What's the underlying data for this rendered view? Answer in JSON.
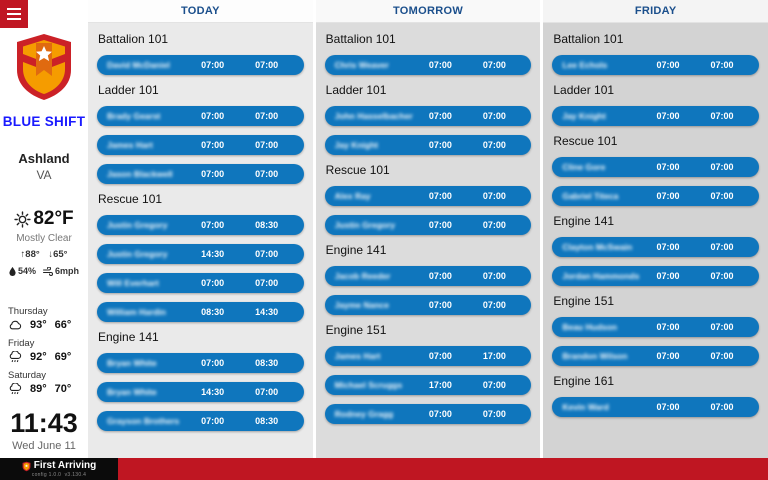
{
  "sidebar": {
    "shift_label": "BLUE SHIFT",
    "city": "Ashland",
    "state": "VA",
    "weather": {
      "temp": "82°F",
      "condition": "Mostly Clear",
      "high": "↑88°",
      "low": "↓65°",
      "humidity": "54%",
      "wind": "6mph"
    },
    "forecast": [
      {
        "day": "Thursday",
        "icon": "cloud-icon",
        "high": "93°",
        "low": "66°"
      },
      {
        "day": "Friday",
        "icon": "rain-icon",
        "high": "92°",
        "low": "69°"
      },
      {
        "day": "Saturday",
        "icon": "rain-icon",
        "high": "89°",
        "low": "70°"
      }
    ],
    "clock": {
      "time": "11:43",
      "date": "Wed June 11"
    }
  },
  "schedule": {
    "columns": [
      {
        "label": "TODAY",
        "sections": [
          {
            "title": "Battalion 101",
            "rows": [
              {
                "name": "David McDaniel",
                "start": "07:00",
                "end": "07:00"
              }
            ]
          },
          {
            "title": "Ladder 101",
            "rows": [
              {
                "name": "Brady Gearst",
                "start": "07:00",
                "end": "07:00"
              },
              {
                "name": "James Hart",
                "start": "07:00",
                "end": "07:00"
              },
              {
                "name": "Jason Blackwell",
                "start": "07:00",
                "end": "07:00"
              }
            ]
          },
          {
            "title": "Rescue 101",
            "rows": [
              {
                "name": "Justin Gregory",
                "start": "07:00",
                "end": "08:30"
              },
              {
                "name": "Justin Gregory",
                "start": "14:30",
                "end": "07:00"
              },
              {
                "name": "Will Everhart",
                "start": "07:00",
                "end": "07:00"
              },
              {
                "name": "William Hardin",
                "start": "08:30",
                "end": "14:30"
              }
            ]
          },
          {
            "title": "Engine 141",
            "rows": [
              {
                "name": "Bryan White",
                "start": "07:00",
                "end": "08:30"
              },
              {
                "name": "Bryan White",
                "start": "14:30",
                "end": "07:00"
              },
              {
                "name": "Grayson Brothers",
                "start": "07:00",
                "end": "08:30"
              }
            ]
          }
        ]
      },
      {
        "label": "TOMORROW",
        "sections": [
          {
            "title": "Battalion 101",
            "rows": [
              {
                "name": "Chris Weaver",
                "start": "07:00",
                "end": "07:00"
              }
            ]
          },
          {
            "title": "Ladder 101",
            "rows": [
              {
                "name": "John Hasselbacher",
                "start": "07:00",
                "end": "07:00"
              },
              {
                "name": "Jay Knight",
                "start": "07:00",
                "end": "07:00"
              }
            ]
          },
          {
            "title": "Rescue 101",
            "rows": [
              {
                "name": "Alex Ray",
                "start": "07:00",
                "end": "07:00"
              },
              {
                "name": "Justin Gregory",
                "start": "07:00",
                "end": "07:00"
              }
            ]
          },
          {
            "title": "Engine 141",
            "rows": [
              {
                "name": "Jacob Reeder",
                "start": "07:00",
                "end": "07:00"
              },
              {
                "name": "Jayme Nance",
                "start": "07:00",
                "end": "07:00"
              }
            ]
          },
          {
            "title": "Engine 151",
            "rows": [
              {
                "name": "James Hart",
                "start": "07:00",
                "end": "17:00"
              },
              {
                "name": "Michael Scruggs",
                "start": "17:00",
                "end": "07:00"
              },
              {
                "name": "Rodney Gragg",
                "start": "07:00",
                "end": "07:00"
              }
            ]
          }
        ]
      },
      {
        "label": "FRIDAY",
        "sections": [
          {
            "title": "Battalion 101",
            "rows": [
              {
                "name": "Lee Echols",
                "start": "07:00",
                "end": "07:00"
              }
            ]
          },
          {
            "title": "Ladder 101",
            "rows": [
              {
                "name": "Jay Knight",
                "start": "07:00",
                "end": "07:00"
              }
            ]
          },
          {
            "title": "Rescue 101",
            "rows": [
              {
                "name": "Cline Gore",
                "start": "07:00",
                "end": "07:00"
              },
              {
                "name": "Gabriel Titeca",
                "start": "07:00",
                "end": "07:00"
              }
            ]
          },
          {
            "title": "Engine 141",
            "rows": [
              {
                "name": "Clayton McSwain",
                "start": "07:00",
                "end": "07:00"
              },
              {
                "name": "Jordan Hammonds",
                "start": "07:00",
                "end": "07:00"
              }
            ]
          },
          {
            "title": "Engine 151",
            "rows": [
              {
                "name": "Beau Hudson",
                "start": "07:00",
                "end": "07:00"
              },
              {
                "name": "Brandon Wilson",
                "start": "07:00",
                "end": "07:00"
              }
            ]
          },
          {
            "title": "Engine 161",
            "rows": [
              {
                "name": "Kevin Ward",
                "start": "07:00",
                "end": "07:00"
              }
            ]
          }
        ]
      }
    ]
  },
  "footer": {
    "brand": "First Arriving",
    "config": "config 1.0.0",
    "version": "v3.130.4"
  },
  "icons": {
    "menu-icon": "hamburger bars",
    "shield-logo": "department shield with star",
    "sun-icon": "sun with rays",
    "cloud-icon": "cloud",
    "rain-icon": "rain cloud",
    "droplet-icon": "humidity droplet",
    "wind-icon": "wind",
    "brand-shield-icon": "first arriving shield"
  },
  "colors": {
    "pill_blue": "#0f76bd",
    "header_blue": "#1b4f8c",
    "shift_blue": "#1a1aff",
    "brand_red": "#bf1622",
    "menu_red": "#c01723"
  }
}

========

GIVEN PROBLEM
Output every entry verbatim. Pictures do not belong in the copy.

PROBLEM SOLUTION
What's the underlying data for this rendered view? Answer in JSON.
{
  "sidebar": {
    "shift_label": "BLUE SHIFT",
    "city": "Ashland",
    "state": "VA",
    "weather": {
      "temp": "82°F",
      "condition": "Mostly Clear",
      "high": "↑88°",
      "low": "↓65°",
      "humidity": "54%",
      "wind": "6mph"
    },
    "forecast": [
      {
        "day": "Thursday",
        "icon": "cloud-icon",
        "high": "93°",
        "low": "66°"
      },
      {
        "day": "Friday",
        "icon": "rain-icon",
        "high": "92°",
        "low": "69°"
      },
      {
        "day": "Saturday",
        "icon": "rain-icon",
        "high": "89°",
        "low": "70°"
      }
    ],
    "clock": {
      "time": "11:43",
      "date": "Wed June 11"
    }
  },
  "schedule": {
    "columns": [
      {
        "label": "TODAY",
        "sections": [
          {
            "title": "Battalion 101",
            "rows": [
              {
                "name": "David McDaniel",
                "start": "07:00",
                "end": "07:00"
              }
            ]
          },
          {
            "title": "Ladder 101",
            "rows": [
              {
                "name": "Brady Gearst",
                "start": "07:00",
                "end": "07:00"
              },
              {
                "name": "James Hart",
                "start": "07:00",
                "end": "07:00"
              },
              {
                "name": "Jason Blackwell",
                "start": "07:00",
                "end": "07:00"
              }
            ]
          },
          {
            "title": "Rescue 101",
            "rows": [
              {
                "name": "Justin Gregory",
                "start": "07:00",
                "end": "08:30"
              },
              {
                "name": "Justin Gregory",
                "start": "14:30",
                "end": "07:00"
              },
              {
                "name": "Will Everhart",
                "start": "07:00",
                "end": "07:00"
              },
              {
                "name": "William Hardin",
                "start": "08:30",
                "end": "14:30"
              }
            ]
          },
          {
            "title": "Engine 141",
            "rows": [
              {
                "name": "Bryan White",
                "start": "07:00",
                "end": "08:30"
              },
              {
                "name": "Bryan White",
                "start": "14:30",
                "end": "07:00"
              },
              {
                "name": "Grayson Brothers",
                "start": "07:00",
                "end": "08:30"
              }
            ]
          }
        ]
      },
      {
        "label": "TOMORROW",
        "sections": [
          {
            "title": "Battalion 101",
            "rows": [
              {
                "name": "Chris Weaver",
                "start": "07:00",
                "end": "07:00"
              }
            ]
          },
          {
            "title": "Ladder 101",
            "rows": [
              {
                "name": "John Hasselbacher",
                "start": "07:00",
                "end": "07:00"
              },
              {
                "name": "Jay Knight",
                "start": "07:00",
                "end": "07:00"
              }
            ]
          },
          {
            "title": "Rescue 101",
            "rows": [
              {
                "name": "Alex Ray",
                "start": "07:00",
                "end": "07:00"
              },
              {
                "name": "Justin Gregory",
                "start": "07:00",
                "end": "07:00"
              }
            ]
          },
          {
            "title": "Engine 141",
            "rows": [
              {
                "name": "Jacob Reeder",
                "start": "07:00",
                "end": "07:00"
              },
              {
                "name": "Jayme Nance",
                "start": "07:00",
                "end": "07:00"
              }
            ]
          },
          {
            "title": "Engine 151",
            "rows": [
              {
                "name": "James Hart",
                "start": "07:00",
                "end": "17:00"
              },
              {
                "name": "Michael Scruggs",
                "start": "17:00",
                "end": "07:00"
              },
              {
                "name": "Rodney Gragg",
                "start": "07:00",
                "end": "07:00"
              }
            ]
          }
        ]
      },
      {
        "label": "FRIDAY",
        "sections": [
          {
            "title": "Battalion 101",
            "rows": [
              {
                "name": "Lee Echols",
                "start": "07:00",
                "end": "07:00"
              }
            ]
          },
          {
            "title": "Ladder 101",
            "rows": [
              {
                "name": "Jay Knight",
                "start": "07:00",
                "end": "07:00"
              }
            ]
          },
          {
            "title": "Rescue 101",
            "rows": [
              {
                "name": "Cline Gore",
                "start": "07:00",
                "end": "07:00"
              },
              {
                "name": "Gabriel Titeca",
                "start": "07:00",
                "end": "07:00"
              }
            ]
          },
          {
            "title": "Engine 141",
            "rows": [
              {
                "name": "Clayton McSwain",
                "start": "07:00",
                "end": "07:00"
              },
              {
                "name": "Jordan Hammonds",
                "start": "07:00",
                "end": "07:00"
              }
            ]
          },
          {
            "title": "Engine 151",
            "rows": [
              {
                "name": "Beau Hudson",
                "start": "07:00",
                "end": "07:00"
              },
              {
                "name": "Brandon Wilson",
                "start": "07:00",
                "end": "07:00"
              }
            ]
          },
          {
            "title": "Engine 161",
            "rows": [
              {
                "name": "Kevin Ward",
                "start": "07:00",
                "end": "07:00"
              }
            ]
          }
        ]
      }
    ]
  },
  "footer": {
    "brand": "First Arriving",
    "config": "config 1.0.0",
    "version": "v3.130.4"
  },
  "icons": {
    "menu-icon": "hamburger bars",
    "shield-logo": "department shield with star",
    "sun-icon": "sun with rays",
    "cloud-icon": "cloud",
    "rain-icon": "rain cloud",
    "droplet-icon": "humidity droplet",
    "wind-icon": "wind",
    "brand-shield-icon": "first arriving shield"
  },
  "colors": {
    "pill_blue": "#0f76bd",
    "header_blue": "#1b4f8c",
    "shift_blue": "#1a1aff",
    "brand_red": "#bf1622",
    "menu_red": "#c01723"
  }
}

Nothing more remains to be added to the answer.